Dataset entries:

•••••

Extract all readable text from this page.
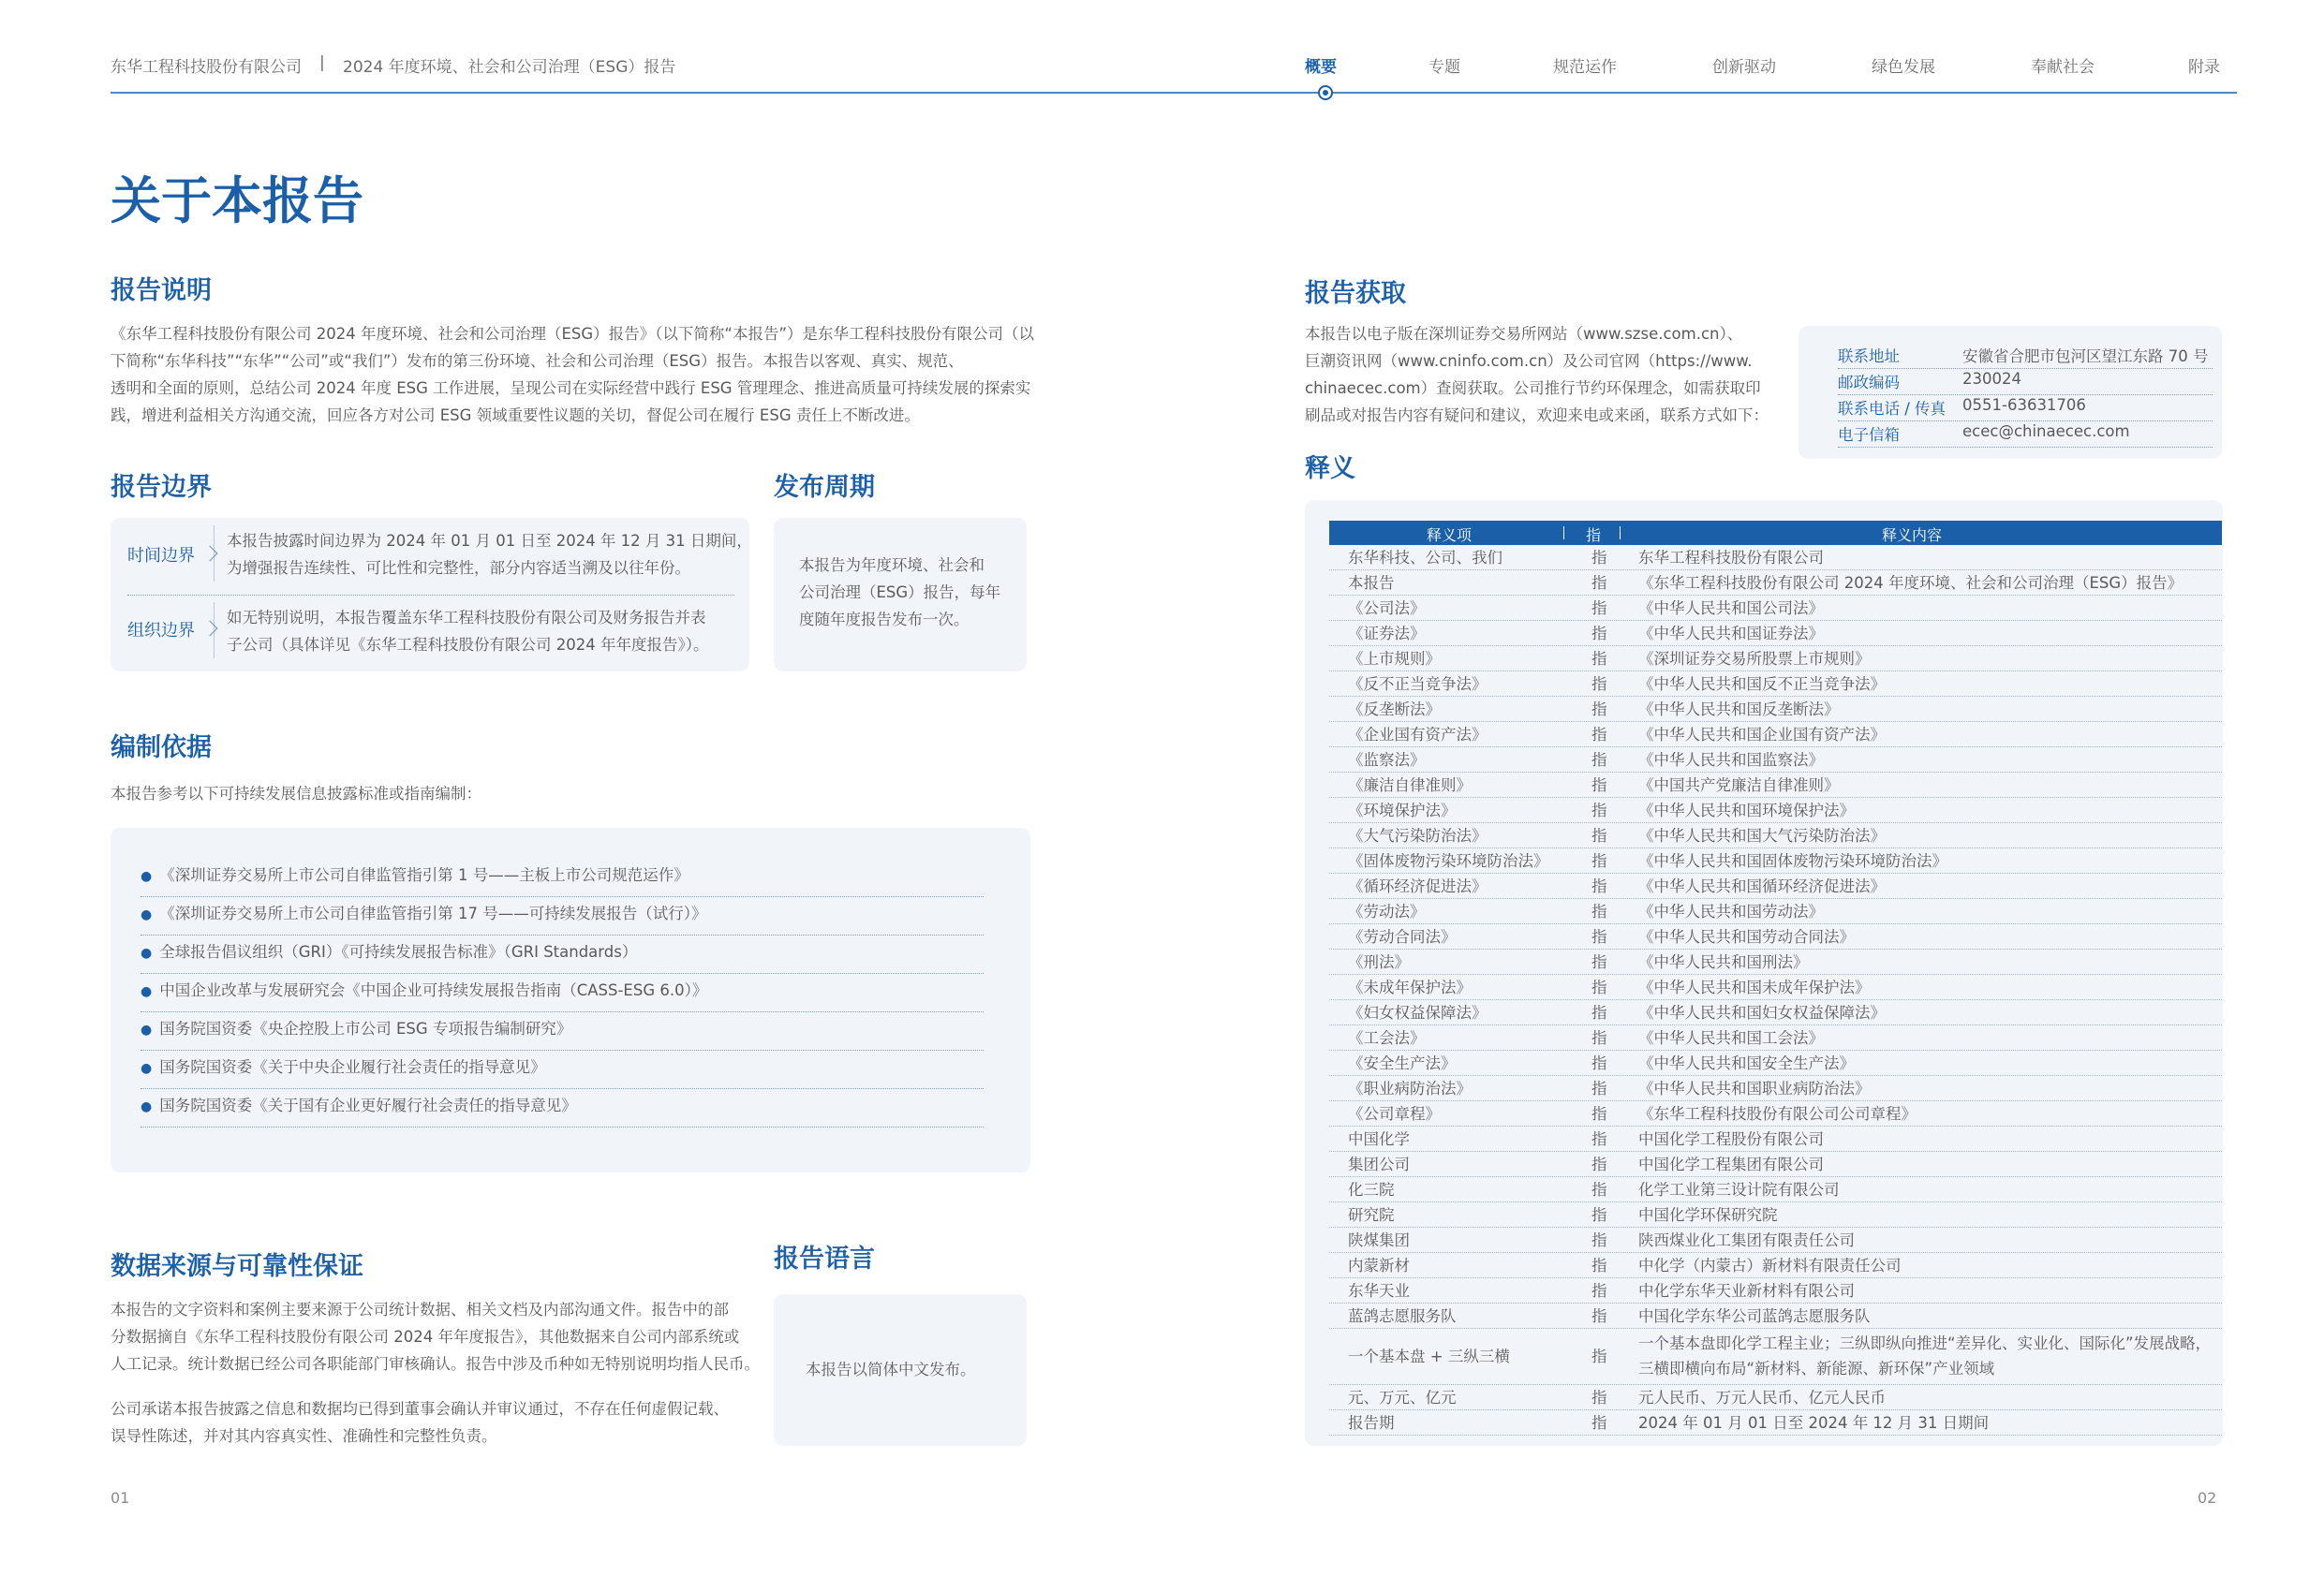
东华工程科技股份有限公司 | 2024 年度环境、社会和公司治理（ESG）报告	概要	专题	规范运作	创新驱动	绿色发展	奉献社会	附录
关于本报告
报告说明
《东华工程科技股份有限公司 2024 年度环境、社会和公司治理（ESG）报告》（以下简称“本报告”）是东华工程科技股份有限公司（以
下简称“东华科技”“东华”“公司”或“我们”）发布的第三份环境、社会和公司治理（ESG）报告。本报告以客观、真实、规范、
透明和全面的原则，总结公司 2024 年度 ESG 工作进展，呈现公司在实际经营中践行 ESG 管理理念、推进高质量可持续发展的探索实
践，增进利益相关方沟通交流，回应各方对公司 ESG 领域重要性议题的关切，督促公司在履行 ESG 责任上不断改进。
报告边界
时间边界
本报告披露时间边界为 2024 年 01 月 01 日至 2024 年 12 月 31 日期间，
为增强报告连续性、可比性和完整性，部分内容适当溯及以往年份。
组织边界
如无特别说明，本报告覆盖东华工程科技股份有限公司及财务报告并表
子公司（具体详见《东华工程科技股份有限公司 2024 年年度报告》）。
发布周期
本报告为年度环境、社会和
公司治理（ESG）报告，每年
度随年度报告发布一次。
编制依据
本报告参考以下可持续发展信息披露标准或指南编制：
● 《深圳证券交易所上市公司自律监管指引第 1 号——主板上市公司规范运作》
● 《深圳证券交易所上市公司自律监管指引第 17 号——可持续发展报告（试行）》
● 全球报告倡议组织（GRI）《可持续发展报告标准》（GRI Standards）
● 中国企业改革与发展研究会《中国企业可持续发展报告指南（CASS-ESG 6.0）》
● 国务院国资委《央企控股上市公司 ESG 专项报告编制研究》
● 国务院国资委《关于中央企业履行社会责任的指导意见》
● 国务院国资委《关于国有企业更好履行社会责任的指导意见》
数据来源与可靠性保证
本报告的文字资料和案例主要来源于公司统计数据、相关文档及内部沟通文件。报告中的部
分数据摘自《东华工程科技股份有限公司 2024 年年度报告》，其他数据来自公司内部系统或
人工记录。统计数据已经公司各职能部门审核确认。报告中涉及币种如无特别说明均指人民币。
公司承诺本报告披露之信息和数据均已得到董事会确认并审议通过，不存在任何虚假记载、
误导性陈述，并对其内容真实性、准确性和完整性负责。
报告语言
本报告以简体中文发布。
报告获取
本报告以电子版在深圳证券交易所网站（www.szse.com.cn）、
巨潮资讯网（www.cninfo.com.cn）及公司官网（https://www.
chinaecec.com）查阅获取。公司推行节约环保理念，如需获取印
刷品或对报告内容有疑问和建议，欢迎来电或来函，联系方式如下：
联系地址	安徽省合肥市包河区望江东路 70 号
邮政编码	230024
联系电话 / 传真 0551-63631706
电子信箱	ecec@chinaecec.com
释义
释义项	指	释义内容
东华科技、公司、我们	指 东华工程科技股份有限公司
本报告	指 《东华工程科技股份有限公司 2024 年度环境、社会和公司治理（ESG）报告》
《公司法》	指 《中华人民共和国公司法》
《证券法》	指 《中华人民共和国证券法》
《上市规则》	指 《深圳证券交易所股票上市规则》
《反不正当竞争法》	指 《中华人民共和国反不正当竞争法》
《反垄断法》	指 《中华人民共和国反垄断法》
《企业国有资产法》	指 《中华人民共和国企业国有资产法》
《监察法》	指 《中华人民共和国监察法》
《廉洁自律准则》	指 《中国共产党廉洁自律准则》
《环境保护法》	指 《中华人民共和国环境保护法》
《大气污染防治法》	指 《中华人民共和国大气污染防治法》
《固体废物污染环境防治法》	指 《中华人民共和国固体废物污染环境防治法》
《循环经济促进法》	指 《中华人民共和国循环经济促进法》
《劳动法》	指 《中华人民共和国劳动法》
《劳动合同法》	指 《中华人民共和国劳动合同法》
《刑法》	指 《中华人民共和国刑法》
《未成年保护法》	指 《中华人民共和国未成年保护法》
《妇女权益保障法》	指 《中华人民共和国妇女权益保障法》
《工会法》	指 《中华人民共和国工会法》
《安全生产法》	指 《中华人民共和国安全生产法》
《职业病防治法》	指 《中华人民共和国职业病防治法》
《公司章程》	指 《东华工程科技股份有限公司公司章程》
中国化学	指 中国化学工程股份有限公司
集团公司	指 中国化学工程集团有限公司
化三院	指 化学工业第三设计院有限公司
研究院	指 中国化学环保研究院
陕煤集团	指 陕西煤业化工集团有限责任公司
内蒙新材	指 中化学（内蒙古）新材料有限责任公司
东华天业	指 中化学东华天业新材料有限公司
蓝鸽志愿服务队	指 中国化学东华公司蓝鸽志愿服务队
一个基本盘 + 三纵三横	指
一个基本盘即化学工程主业；三纵即纵向推进“差异化、实业化、国际化”发展战略，
三横即横向布局“新材料、新能源、新环保”产业领域
元、万元、亿元	指 元人民币、万元人民币、亿元人民币
报告期	指 2024 年 01 月 01 日至 2024 年 12 月 31 日期间
01	02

•••••

**TASK INSTRUCTIONS**
Without the pictures, write out the whole listing above exactly as it appears.

**CORRECT ANSWER**
Extract all readable text from this page.
东华工程科技股份有限公司 | 2024 年度环境、社会和公司治理（ESG）报告	概要	专题	规范运作	创新驱动	绿色发展	奉献社会	附录
关于本报告
报告说明
《东华工程科技股份有限公司 2024 年度环境、社会和公司治理（ESG）报告》（以下简称“本报告”）是东华工程科技股份有限公司（以
下简称“东华科技”“东华”“公司”或“我们”）发布的第三份环境、社会和公司治理（ESG）报告。本报告以客观、真实、规范、
透明和全面的原则，总结公司 2024 年度 ESG 工作进展，呈现公司在实际经营中践行 ESG 管理理念、推进高质量可持续发展的探索实
践，增进利益相关方沟通交流，回应各方对公司 ESG 领域重要性议题的关切，督促公司在履行 ESG 责任上不断改进。
报告边界
时间边界
本报告披露时间边界为 2024 年 01 月 01 日至 2024 年 12 月 31 日期间，
为增强报告连续性、可比性和完整性，部分内容适当溯及以往年份。
组织边界
如无特别说明，本报告覆盖东华工程科技股份有限公司及财务报告并表
子公司（具体详见《东华工程科技股份有限公司 2024 年年度报告》）。
发布周期
本报告为年度环境、社会和
公司治理（ESG）报告，每年
度随年度报告发布一次。
编制依据
本报告参考以下可持续发展信息披露标准或指南编制：
● 《深圳证券交易所上市公司自律监管指引第 1 号——主板上市公司规范运作》
● 《深圳证券交易所上市公司自律监管指引第 17 号——可持续发展报告（试行）》
● 全球报告倡议组织（GRI）《可持续发展报告标准》（GRI Standards）
● 中国企业改革与发展研究会《中国企业可持续发展报告指南（CASS-ESG 6.0）》
● 国务院国资委《央企控股上市公司 ESG 专项报告编制研究》
● 国务院国资委《关于中央企业履行社会责任的指导意见》
● 国务院国资委《关于国有企业更好履行社会责任的指导意见》
数据来源与可靠性保证
本报告的文字资料和案例主要来源于公司统计数据、相关文档及内部沟通文件。报告中的部
分数据摘自《东华工程科技股份有限公司 2024 年年度报告》，其他数据来自公司内部系统或
人工记录。统计数据已经公司各职能部门审核确认。报告中涉及币种如无特别说明均指人民币。
公司承诺本报告披露之信息和数据均已得到董事会确认并审议通过，不存在任何虚假记载、
误导性陈述，并对其内容真实性、准确性和完整性负责。
报告语言
本报告以简体中文发布。
报告获取
本报告以电子版在深圳证券交易所网站（www.szse.com.cn）、
巨潮资讯网（www.cninfo.com.cn）及公司官网（https://www.
chinaecec.com）查阅获取。公司推行节约环保理念，如需获取印
刷品或对报告内容有疑问和建议，欢迎来电或来函，联系方式如下：
联系地址	安徽省合肥市包河区望江东路 70 号
邮政编码	230024
联系电话 / 传真 0551-63631706
电子信箱	ecec@chinaecec.com
释义
释义项	指	释义内容
东华科技、公司、我们	指 东华工程科技股份有限公司
本报告	指 《东华工程科技股份有限公司 2024 年度环境、社会和公司治理（ESG）报告》
《公司法》	指 《中华人民共和国公司法》
《证券法》	指 《中华人民共和国证券法》
《上市规则》	指 《深圳证券交易所股票上市规则》
《反不正当竞争法》	指 《中华人民共和国反不正当竞争法》
《反垄断法》	指 《中华人民共和国反垄断法》
《企业国有资产法》	指 《中华人民共和国企业国有资产法》
《监察法》	指 《中华人民共和国监察法》
《廉洁自律准则》	指 《中国共产党廉洁自律准则》
《环境保护法》	指 《中华人民共和国环境保护法》
《大气污染防治法》	指 《中华人民共和国大气污染防治法》
《固体废物污染环境防治法》	指 《中华人民共和国固体废物污染环境防治法》
《循环经济促进法》	指 《中华人民共和国循环经济促进法》
《劳动法》	指 《中华人民共和国劳动法》
《劳动合同法》	指 《中华人民共和国劳动合同法》
《刑法》	指 《中华人民共和国刑法》
《未成年保护法》	指 《中华人民共和国未成年保护法》
《妇女权益保障法》	指 《中华人民共和国妇女权益保障法》
《工会法》	指 《中华人民共和国工会法》
《安全生产法》	指 《中华人民共和国安全生产法》
《职业病防治法》	指 《中华人民共和国职业病防治法》
《公司章程》	指 《东华工程科技股份有限公司公司章程》
中国化学	指 中国化学工程股份有限公司
集团公司	指 中国化学工程集团有限公司
化三院	指 化学工业第三设计院有限公司
研究院	指 中国化学环保研究院
陕煤集团	指 陕西煤业化工集团有限责任公司
内蒙新材	指 中化学（内蒙古）新材料有限责任公司
东华天业	指 中化学东华天业新材料有限公司
蓝鸽志愿服务队	指 中国化学东华公司蓝鸽志愿服务队
一个基本盘 + 三纵三横	指
一个基本盘即化学工程主业；三纵即纵向推进“差异化、实业化、国际化”发展战略，
三横即横向布局“新材料、新能源、新环保”产业领域
元、万元、亿元	指 元人民币、万元人民币、亿元人民币
报告期	指 2024 年 01 月 01 日至 2024 年 12 月 31 日期间
01	02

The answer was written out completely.